* Exercise materials

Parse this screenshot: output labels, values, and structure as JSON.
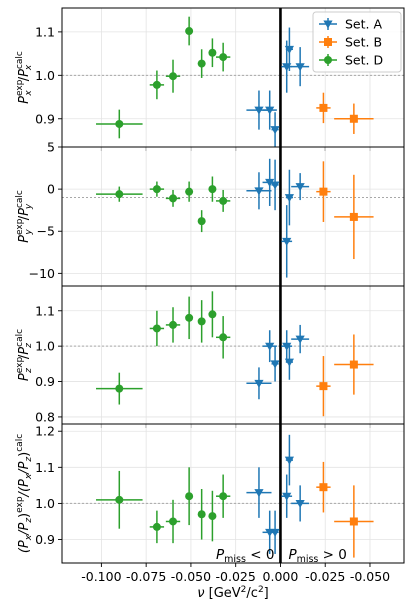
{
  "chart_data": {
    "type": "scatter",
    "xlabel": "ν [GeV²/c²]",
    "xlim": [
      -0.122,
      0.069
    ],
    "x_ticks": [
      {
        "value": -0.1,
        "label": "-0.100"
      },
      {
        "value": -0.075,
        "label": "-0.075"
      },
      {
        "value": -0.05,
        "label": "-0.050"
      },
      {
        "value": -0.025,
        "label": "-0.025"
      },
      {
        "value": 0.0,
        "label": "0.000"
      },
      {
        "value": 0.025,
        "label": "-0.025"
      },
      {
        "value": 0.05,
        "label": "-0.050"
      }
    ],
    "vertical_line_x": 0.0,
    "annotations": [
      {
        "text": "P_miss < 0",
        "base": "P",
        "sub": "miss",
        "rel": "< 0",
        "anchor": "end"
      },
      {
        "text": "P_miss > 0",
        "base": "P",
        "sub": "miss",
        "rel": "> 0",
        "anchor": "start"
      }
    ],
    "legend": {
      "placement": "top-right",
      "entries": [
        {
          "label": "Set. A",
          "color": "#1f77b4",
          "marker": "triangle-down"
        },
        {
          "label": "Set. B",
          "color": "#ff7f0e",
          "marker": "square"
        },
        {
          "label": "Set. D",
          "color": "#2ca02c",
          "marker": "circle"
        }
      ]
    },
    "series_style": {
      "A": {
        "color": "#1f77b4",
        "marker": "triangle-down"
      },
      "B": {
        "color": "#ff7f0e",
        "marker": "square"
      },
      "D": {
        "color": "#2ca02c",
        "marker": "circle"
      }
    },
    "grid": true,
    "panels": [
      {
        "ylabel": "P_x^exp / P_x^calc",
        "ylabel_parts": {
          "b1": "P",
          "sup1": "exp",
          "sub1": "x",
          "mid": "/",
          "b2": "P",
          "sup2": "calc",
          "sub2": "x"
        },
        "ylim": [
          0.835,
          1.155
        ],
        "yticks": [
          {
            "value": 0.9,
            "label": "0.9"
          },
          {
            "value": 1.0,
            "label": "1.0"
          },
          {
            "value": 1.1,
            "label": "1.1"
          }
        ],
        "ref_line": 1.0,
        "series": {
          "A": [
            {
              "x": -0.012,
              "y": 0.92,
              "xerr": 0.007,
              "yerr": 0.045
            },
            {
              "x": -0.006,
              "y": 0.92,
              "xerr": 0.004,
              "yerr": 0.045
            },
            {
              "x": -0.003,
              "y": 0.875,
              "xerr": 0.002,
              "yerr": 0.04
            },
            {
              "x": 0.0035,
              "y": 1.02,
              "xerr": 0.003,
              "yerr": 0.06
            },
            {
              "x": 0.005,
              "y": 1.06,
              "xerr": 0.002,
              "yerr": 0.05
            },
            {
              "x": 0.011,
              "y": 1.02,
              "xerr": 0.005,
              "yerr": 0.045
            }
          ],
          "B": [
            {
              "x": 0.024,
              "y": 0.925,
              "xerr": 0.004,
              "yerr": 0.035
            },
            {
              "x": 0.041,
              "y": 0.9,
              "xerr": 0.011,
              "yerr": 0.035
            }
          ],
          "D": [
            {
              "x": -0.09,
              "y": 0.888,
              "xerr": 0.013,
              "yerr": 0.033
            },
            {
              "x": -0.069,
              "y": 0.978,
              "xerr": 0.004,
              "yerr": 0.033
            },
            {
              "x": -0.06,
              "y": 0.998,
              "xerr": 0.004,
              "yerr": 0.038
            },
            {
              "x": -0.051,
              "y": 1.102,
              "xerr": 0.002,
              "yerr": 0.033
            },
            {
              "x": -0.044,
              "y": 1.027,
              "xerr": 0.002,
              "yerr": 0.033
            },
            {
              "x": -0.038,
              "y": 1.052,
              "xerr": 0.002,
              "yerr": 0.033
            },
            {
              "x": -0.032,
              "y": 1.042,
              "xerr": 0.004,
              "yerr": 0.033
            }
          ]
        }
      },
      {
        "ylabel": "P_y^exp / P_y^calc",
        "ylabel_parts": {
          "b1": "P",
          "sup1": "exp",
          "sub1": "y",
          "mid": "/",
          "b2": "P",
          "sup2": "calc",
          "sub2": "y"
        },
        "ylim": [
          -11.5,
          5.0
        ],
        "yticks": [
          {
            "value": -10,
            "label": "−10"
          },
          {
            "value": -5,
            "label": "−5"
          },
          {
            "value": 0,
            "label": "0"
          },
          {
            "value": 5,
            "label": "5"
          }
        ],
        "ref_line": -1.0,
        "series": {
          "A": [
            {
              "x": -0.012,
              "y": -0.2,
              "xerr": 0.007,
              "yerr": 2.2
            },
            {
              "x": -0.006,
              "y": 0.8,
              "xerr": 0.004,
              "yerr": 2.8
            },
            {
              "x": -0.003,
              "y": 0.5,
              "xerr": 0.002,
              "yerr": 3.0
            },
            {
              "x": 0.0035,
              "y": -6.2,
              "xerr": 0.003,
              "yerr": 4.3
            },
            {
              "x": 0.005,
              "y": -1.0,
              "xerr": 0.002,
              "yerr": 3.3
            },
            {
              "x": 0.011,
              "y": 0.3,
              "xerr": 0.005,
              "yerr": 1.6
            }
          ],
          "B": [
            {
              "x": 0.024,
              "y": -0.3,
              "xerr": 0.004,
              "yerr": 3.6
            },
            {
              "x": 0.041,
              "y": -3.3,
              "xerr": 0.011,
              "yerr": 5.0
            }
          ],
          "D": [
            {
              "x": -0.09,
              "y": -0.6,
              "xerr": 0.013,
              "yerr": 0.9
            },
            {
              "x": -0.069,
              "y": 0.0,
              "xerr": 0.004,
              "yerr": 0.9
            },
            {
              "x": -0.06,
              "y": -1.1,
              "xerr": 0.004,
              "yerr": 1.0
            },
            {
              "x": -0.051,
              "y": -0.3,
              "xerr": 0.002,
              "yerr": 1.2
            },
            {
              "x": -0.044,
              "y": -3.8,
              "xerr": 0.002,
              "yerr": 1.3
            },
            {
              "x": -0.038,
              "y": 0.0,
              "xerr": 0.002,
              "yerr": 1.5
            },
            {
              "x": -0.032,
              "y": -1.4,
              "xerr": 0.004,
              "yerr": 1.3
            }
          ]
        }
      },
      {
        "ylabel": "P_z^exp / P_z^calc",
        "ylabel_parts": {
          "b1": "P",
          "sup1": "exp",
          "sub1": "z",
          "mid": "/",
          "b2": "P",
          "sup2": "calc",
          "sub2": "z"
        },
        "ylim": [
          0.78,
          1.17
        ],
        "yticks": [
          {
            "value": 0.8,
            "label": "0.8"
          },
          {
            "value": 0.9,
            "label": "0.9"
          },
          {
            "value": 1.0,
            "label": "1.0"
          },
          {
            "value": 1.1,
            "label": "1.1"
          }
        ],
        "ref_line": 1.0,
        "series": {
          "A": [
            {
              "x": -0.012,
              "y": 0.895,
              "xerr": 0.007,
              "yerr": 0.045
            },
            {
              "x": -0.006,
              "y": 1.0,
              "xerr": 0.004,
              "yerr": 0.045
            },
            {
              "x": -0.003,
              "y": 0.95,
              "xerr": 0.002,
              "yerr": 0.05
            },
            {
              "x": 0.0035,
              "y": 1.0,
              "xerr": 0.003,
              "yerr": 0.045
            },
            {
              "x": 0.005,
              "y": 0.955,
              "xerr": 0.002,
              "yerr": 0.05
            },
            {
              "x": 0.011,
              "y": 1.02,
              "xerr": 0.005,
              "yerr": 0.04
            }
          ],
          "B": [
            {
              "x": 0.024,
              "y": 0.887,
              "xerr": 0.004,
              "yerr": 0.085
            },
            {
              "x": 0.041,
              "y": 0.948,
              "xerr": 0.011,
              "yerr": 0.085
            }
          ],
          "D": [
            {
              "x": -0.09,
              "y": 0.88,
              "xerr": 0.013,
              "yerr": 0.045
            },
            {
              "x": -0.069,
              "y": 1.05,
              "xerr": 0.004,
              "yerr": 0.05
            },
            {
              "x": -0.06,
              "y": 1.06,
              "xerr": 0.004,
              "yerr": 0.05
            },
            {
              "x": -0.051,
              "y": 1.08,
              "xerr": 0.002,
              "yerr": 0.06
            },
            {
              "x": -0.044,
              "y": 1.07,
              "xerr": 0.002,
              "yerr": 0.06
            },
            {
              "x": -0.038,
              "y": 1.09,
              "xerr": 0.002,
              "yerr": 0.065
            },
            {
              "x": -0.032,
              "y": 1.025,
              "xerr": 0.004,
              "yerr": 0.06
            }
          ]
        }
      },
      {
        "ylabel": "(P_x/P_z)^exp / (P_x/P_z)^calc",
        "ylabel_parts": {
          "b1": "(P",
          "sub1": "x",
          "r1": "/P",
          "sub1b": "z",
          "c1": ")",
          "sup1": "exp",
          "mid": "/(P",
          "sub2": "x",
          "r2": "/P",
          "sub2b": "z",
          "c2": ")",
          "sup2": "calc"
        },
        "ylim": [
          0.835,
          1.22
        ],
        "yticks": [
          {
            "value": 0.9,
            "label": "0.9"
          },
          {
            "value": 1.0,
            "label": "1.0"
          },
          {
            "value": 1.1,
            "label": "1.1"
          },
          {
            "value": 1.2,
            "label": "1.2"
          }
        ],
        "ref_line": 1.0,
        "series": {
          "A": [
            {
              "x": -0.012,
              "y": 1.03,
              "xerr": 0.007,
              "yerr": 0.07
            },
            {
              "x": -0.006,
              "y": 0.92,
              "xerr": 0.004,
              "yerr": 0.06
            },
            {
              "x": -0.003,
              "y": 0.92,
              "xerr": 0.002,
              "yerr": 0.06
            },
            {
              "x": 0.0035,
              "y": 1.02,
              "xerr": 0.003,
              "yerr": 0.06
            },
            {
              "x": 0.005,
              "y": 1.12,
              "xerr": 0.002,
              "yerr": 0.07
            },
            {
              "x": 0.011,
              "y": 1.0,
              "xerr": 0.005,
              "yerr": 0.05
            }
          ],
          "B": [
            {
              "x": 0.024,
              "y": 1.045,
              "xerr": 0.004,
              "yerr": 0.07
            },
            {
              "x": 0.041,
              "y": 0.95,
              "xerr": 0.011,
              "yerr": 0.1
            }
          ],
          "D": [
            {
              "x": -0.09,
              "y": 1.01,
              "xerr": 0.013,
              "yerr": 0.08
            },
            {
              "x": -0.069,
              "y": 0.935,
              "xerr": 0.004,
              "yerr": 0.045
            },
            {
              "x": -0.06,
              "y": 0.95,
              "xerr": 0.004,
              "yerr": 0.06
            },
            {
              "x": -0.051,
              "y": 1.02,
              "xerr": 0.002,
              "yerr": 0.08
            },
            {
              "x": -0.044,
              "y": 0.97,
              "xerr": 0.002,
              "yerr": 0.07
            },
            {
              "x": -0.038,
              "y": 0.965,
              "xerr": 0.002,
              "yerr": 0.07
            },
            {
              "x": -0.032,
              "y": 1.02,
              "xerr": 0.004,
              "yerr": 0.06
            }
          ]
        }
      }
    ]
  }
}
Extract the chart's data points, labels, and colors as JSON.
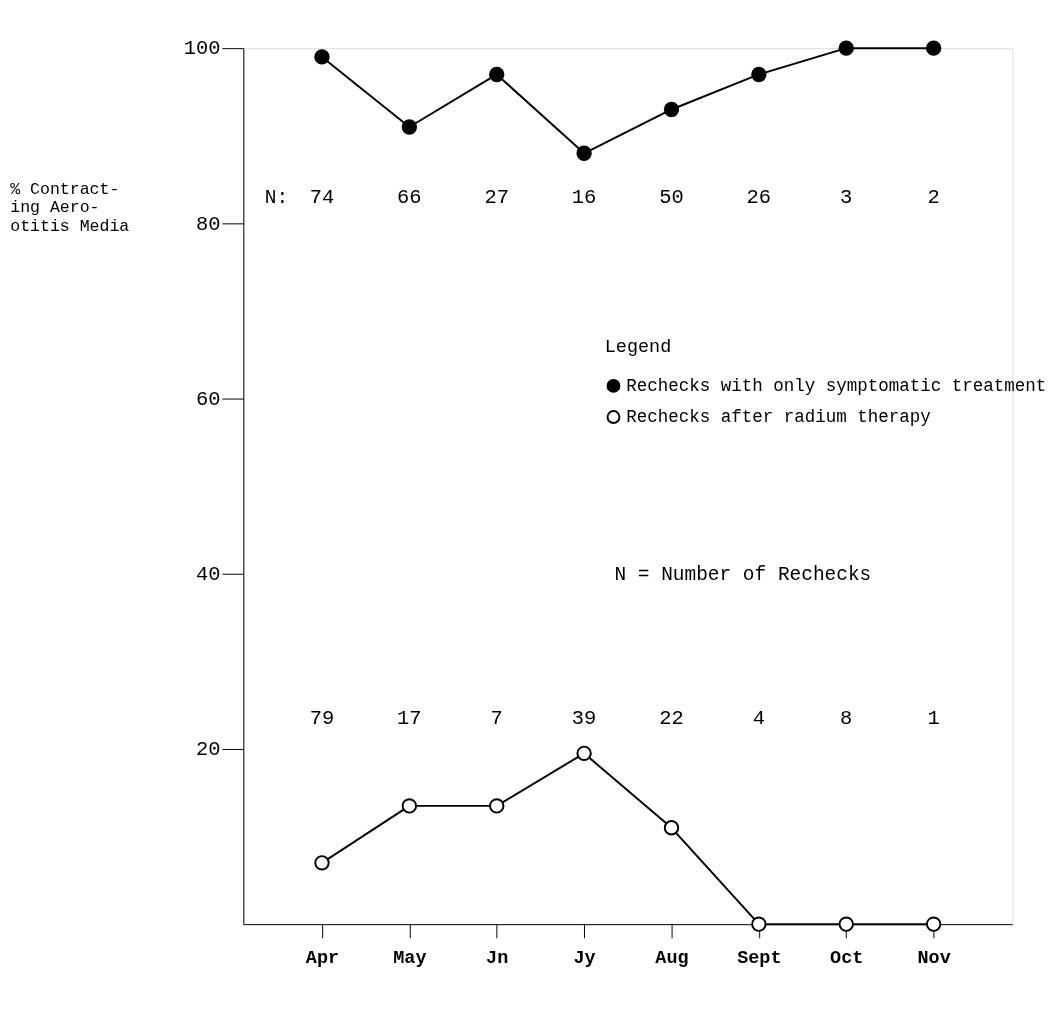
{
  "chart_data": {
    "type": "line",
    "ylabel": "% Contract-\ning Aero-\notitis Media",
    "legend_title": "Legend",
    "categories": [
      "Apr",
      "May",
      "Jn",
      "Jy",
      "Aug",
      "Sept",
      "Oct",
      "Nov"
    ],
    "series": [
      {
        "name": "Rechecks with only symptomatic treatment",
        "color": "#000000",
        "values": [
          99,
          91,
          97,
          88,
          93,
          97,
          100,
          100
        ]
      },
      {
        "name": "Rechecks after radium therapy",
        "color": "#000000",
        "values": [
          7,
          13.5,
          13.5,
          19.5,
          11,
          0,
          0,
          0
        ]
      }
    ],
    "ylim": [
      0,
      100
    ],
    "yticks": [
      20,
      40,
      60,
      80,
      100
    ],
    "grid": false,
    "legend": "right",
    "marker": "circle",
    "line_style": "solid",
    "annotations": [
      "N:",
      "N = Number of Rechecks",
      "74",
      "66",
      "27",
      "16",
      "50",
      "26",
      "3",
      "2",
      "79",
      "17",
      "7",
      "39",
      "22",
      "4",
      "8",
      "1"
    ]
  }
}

* Task objective
Track down every line of the material containing the string "name", and copy it.

* Reply to the exercise
        "name": "Rechecks with only symptomatic treatment",
        "name": "Rechecks after radium therapy",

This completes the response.